→ TASK INSTRUCTIONS
Take from the listing each line that has the string "number".

→ DATA LISTING
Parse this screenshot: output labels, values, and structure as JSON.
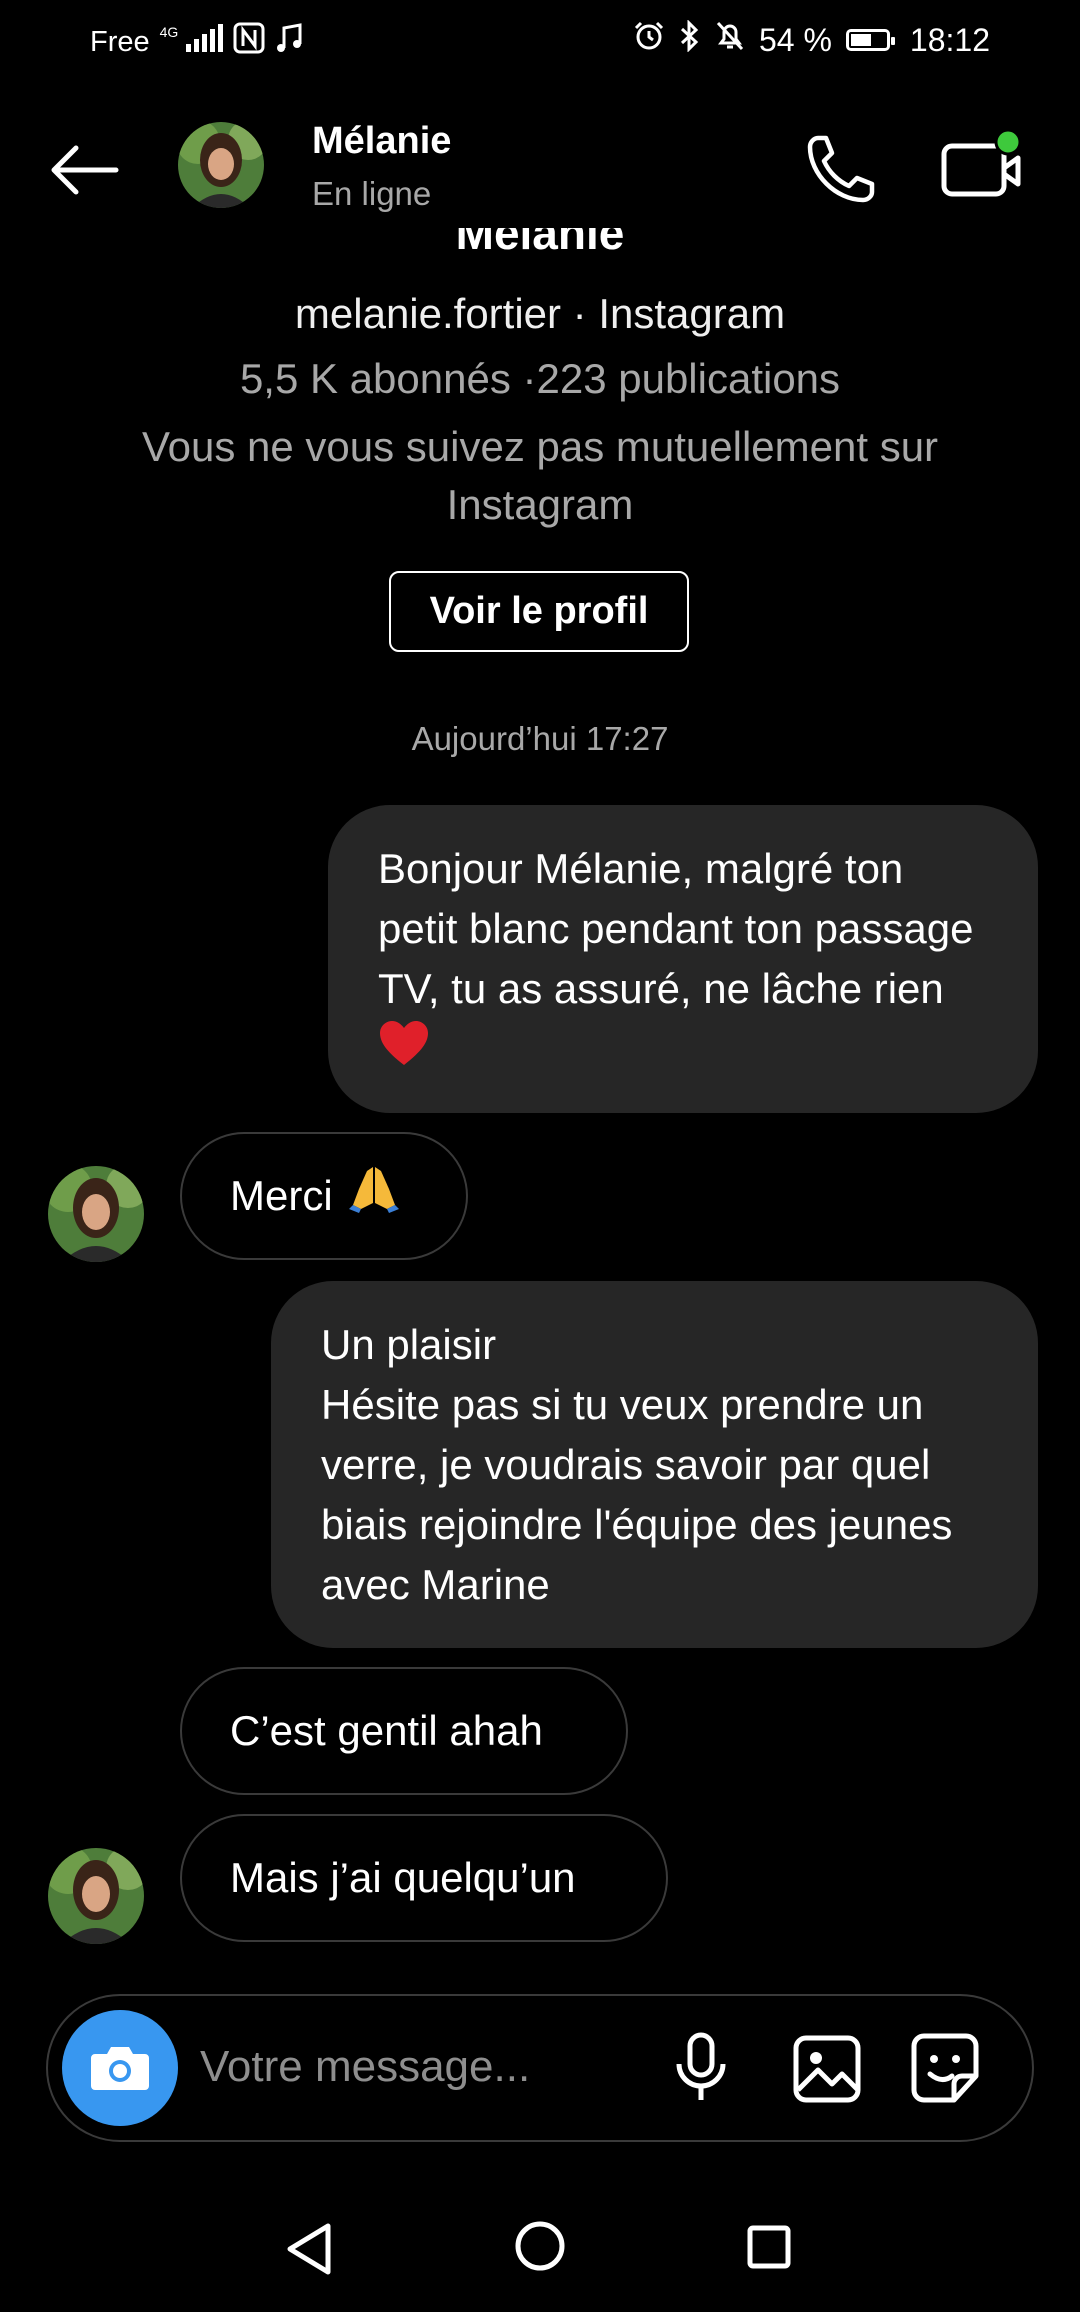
{
  "status_bar": {
    "carrier": "Free",
    "network": "4G",
    "battery": "54 %",
    "time": "18:12"
  },
  "header": {
    "name": "Mélanie",
    "status": "En ligne",
    "back_icon": "arrow-left-icon",
    "call_icon": "phone-icon",
    "video_icon": "video-camera-icon"
  },
  "profile": {
    "name": "Mélanie",
    "handle": "melanie.fortier · Instagram",
    "stats": "5,5 K abonnés ·223 publications",
    "mutual": "Vous ne vous suivez pas mutuellement sur Instagram",
    "view_profile_label": "Voir le profil"
  },
  "conversation": {
    "timestamp": "Aujourd’hui 17:27",
    "messages": [
      {
        "from": "me",
        "text": "Bonjour Mélanie, malgré ton petit blanc pendant ton passage TV, tu as assuré, ne lâche rien",
        "emoji": "red-heart"
      },
      {
        "from": "them",
        "text": "Merci",
        "emoji": "folded-hands"
      },
      {
        "from": "me",
        "lines": [
          "Un plaisir",
          "Hésite pas si tu veux prendre un verre, je voudrais savoir par quel biais rejoindre l'équipe des jeunes avec Marine"
        ]
      },
      {
        "from": "them",
        "text": "C’est gentil ahah"
      },
      {
        "from": "them",
        "text": "Mais j’ai quelqu’un"
      }
    ]
  },
  "composer": {
    "placeholder": "Votre message...",
    "camera_icon": "camera-icon",
    "mic_icon": "microphone-icon",
    "gallery_icon": "image-icon",
    "sticker_icon": "sticker-icon"
  },
  "colors": {
    "background": "#000000",
    "bubble_out": "#262626",
    "camera_button": "#3897f0",
    "online_dot": "#3ec93c",
    "secondary_text": "#a8a8a8"
  }
}
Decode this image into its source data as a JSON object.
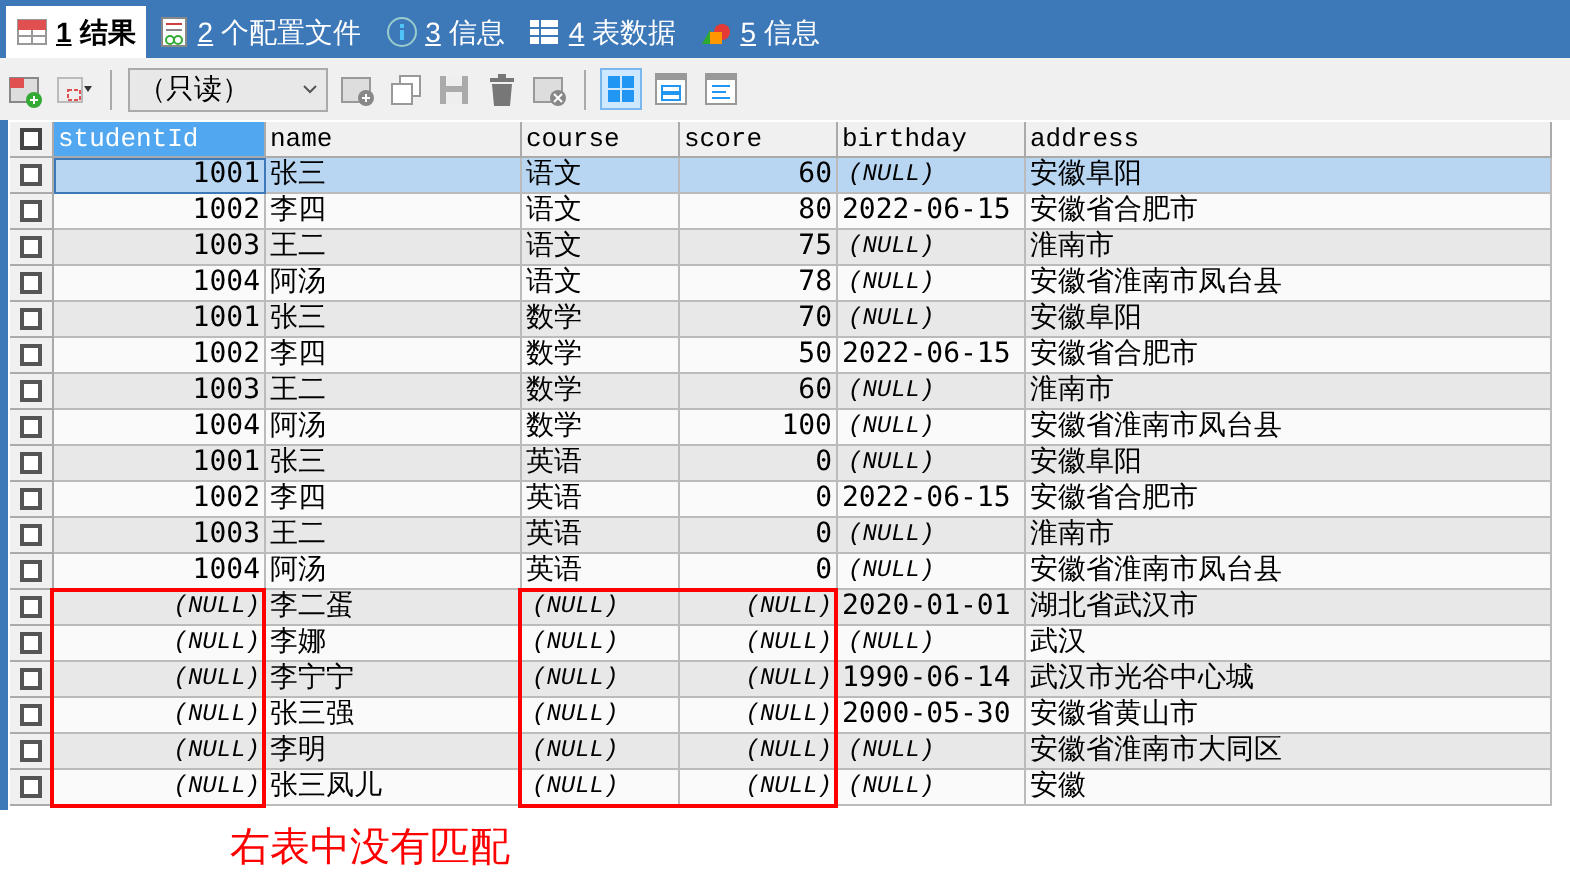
{
  "tabs": [
    {
      "number": "1",
      "label": "结果",
      "kind": "result",
      "selected": true
    },
    {
      "number": "2",
      "label": "个配置文件",
      "kind": "profile",
      "selected": false
    },
    {
      "number": "3",
      "label": "信息",
      "kind": "info",
      "selected": false
    },
    {
      "number": "4",
      "label": "表数据",
      "kind": "table",
      "selected": false
    },
    {
      "number": "5",
      "label": "信息",
      "kind": "shapes",
      "selected": false
    }
  ],
  "toolbar": {
    "mode": "（只读）",
    "views": [
      {
        "kind": "grid",
        "selected": true
      },
      {
        "kind": "form",
        "selected": false
      },
      {
        "kind": "text",
        "selected": false
      }
    ]
  },
  "table": {
    "columns": [
      {
        "label": "studentId",
        "selected": true
      },
      {
        "label": "name",
        "selected": false
      },
      {
        "label": "course",
        "selected": false
      },
      {
        "label": "score",
        "selected": false
      },
      {
        "label": "birthday",
        "selected": false
      },
      {
        "label": "address",
        "selected": false
      }
    ],
    "rows": [
      {
        "selected": true,
        "checked": false,
        "cells": [
          "1001",
          "张三",
          "语文",
          "60",
          {
            "text": "(NULL)",
            "null": true
          },
          "安徽阜阳"
        ]
      },
      {
        "selected": false,
        "checked": false,
        "cells": [
          "1002",
          "李四",
          "语文",
          "80",
          "2022-06-15",
          "安徽省合肥市"
        ]
      },
      {
        "selected": false,
        "checked": false,
        "cells": [
          "1003",
          "王二",
          "语文",
          "75",
          {
            "text": "(NULL)",
            "null": true
          },
          "淮南市"
        ]
      },
      {
        "selected": false,
        "checked": false,
        "cells": [
          "1004",
          "阿汤",
          "语文",
          "78",
          {
            "text": "(NULL)",
            "null": true
          },
          "安徽省淮南市凤台县"
        ]
      },
      {
        "selected": false,
        "checked": false,
        "cells": [
          "1001",
          "张三",
          "数学",
          "70",
          {
            "text": "(NULL)",
            "null": true
          },
          "安徽阜阳"
        ]
      },
      {
        "selected": false,
        "checked": false,
        "cells": [
          "1002",
          "李四",
          "数学",
          "50",
          "2022-06-15",
          "安徽省合肥市"
        ]
      },
      {
        "selected": false,
        "checked": false,
        "cells": [
          "1003",
          "王二",
          "数学",
          "60",
          {
            "text": "(NULL)",
            "null": true
          },
          "淮南市"
        ]
      },
      {
        "selected": false,
        "checked": false,
        "cells": [
          "1004",
          "阿汤",
          "数学",
          "100",
          {
            "text": "(NULL)",
            "null": true
          },
          "安徽省淮南市凤台县"
        ]
      },
      {
        "selected": false,
        "checked": false,
        "cells": [
          "1001",
          "张三",
          "英语",
          "0",
          {
            "text": "(NULL)",
            "null": true
          },
          "安徽阜阳"
        ]
      },
      {
        "selected": false,
        "checked": false,
        "cells": [
          "1002",
          "李四",
          "英语",
          "0",
          "2022-06-15",
          "安徽省合肥市"
        ]
      },
      {
        "selected": false,
        "checked": false,
        "cells": [
          "1003",
          "王二",
          "英语",
          "0",
          {
            "text": "(NULL)",
            "null": true
          },
          "淮南市"
        ]
      },
      {
        "selected": false,
        "checked": false,
        "cells": [
          "1004",
          "阿汤",
          "英语",
          "0",
          {
            "text": "(NULL)",
            "null": true
          },
          "安徽省淮南市凤台县"
        ]
      },
      {
        "selected": false,
        "checked": false,
        "cells": [
          {
            "text": "(NULL)",
            "null": true
          },
          "李二蛋",
          {
            "text": "(NULL)",
            "null": true
          },
          {
            "text": "(NULL)",
            "null": true
          },
          "2020-01-01",
          "湖北省武汉市"
        ]
      },
      {
        "selected": false,
        "checked": false,
        "cells": [
          {
            "text": "(NULL)",
            "null": true
          },
          "李娜",
          {
            "text": "(NULL)",
            "null": true
          },
          {
            "text": "(NULL)",
            "null": true
          },
          {
            "text": "(NULL)",
            "null": true
          },
          "武汉"
        ]
      },
      {
        "selected": false,
        "checked": false,
        "cells": [
          {
            "text": "(NULL)",
            "null": true
          },
          "李宁宁",
          {
            "text": "(NULL)",
            "null": true
          },
          {
            "text": "(NULL)",
            "null": true
          },
          "1990-06-14",
          "武汉市光谷中心城"
        ]
      },
      {
        "selected": false,
        "checked": false,
        "cells": [
          {
            "text": "(NULL)",
            "null": true
          },
          "张三强",
          {
            "text": "(NULL)",
            "null": true
          },
          {
            "text": "(NULL)",
            "null": true
          },
          "2000-05-30",
          "安徽省黄山市"
        ]
      },
      {
        "selected": false,
        "checked": false,
        "cells": [
          {
            "text": "(NULL)",
            "null": true
          },
          "李明",
          {
            "text": "(NULL)",
            "null": true
          },
          {
            "text": "(NULL)",
            "null": true
          },
          {
            "text": "(NULL)",
            "null": true
          },
          "安徽省淮南市大同区"
        ]
      },
      {
        "selected": false,
        "checked": false,
        "cells": [
          {
            "text": "(NULL)",
            "null": true
          },
          "张三凤儿",
          {
            "text": "(NULL)",
            "null": true
          },
          {
            "text": "(NULL)",
            "null": true
          },
          {
            "text": "(NULL)",
            "null": true
          },
          "安徽"
        ]
      }
    ],
    "all_checked": false
  },
  "annotation": "右表中没有匹配"
}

→ RESPONSE TO THIS TASK
      "number": "1",
      "number": "2",
      "number": "3",
      "number": "4",
      "number": "5",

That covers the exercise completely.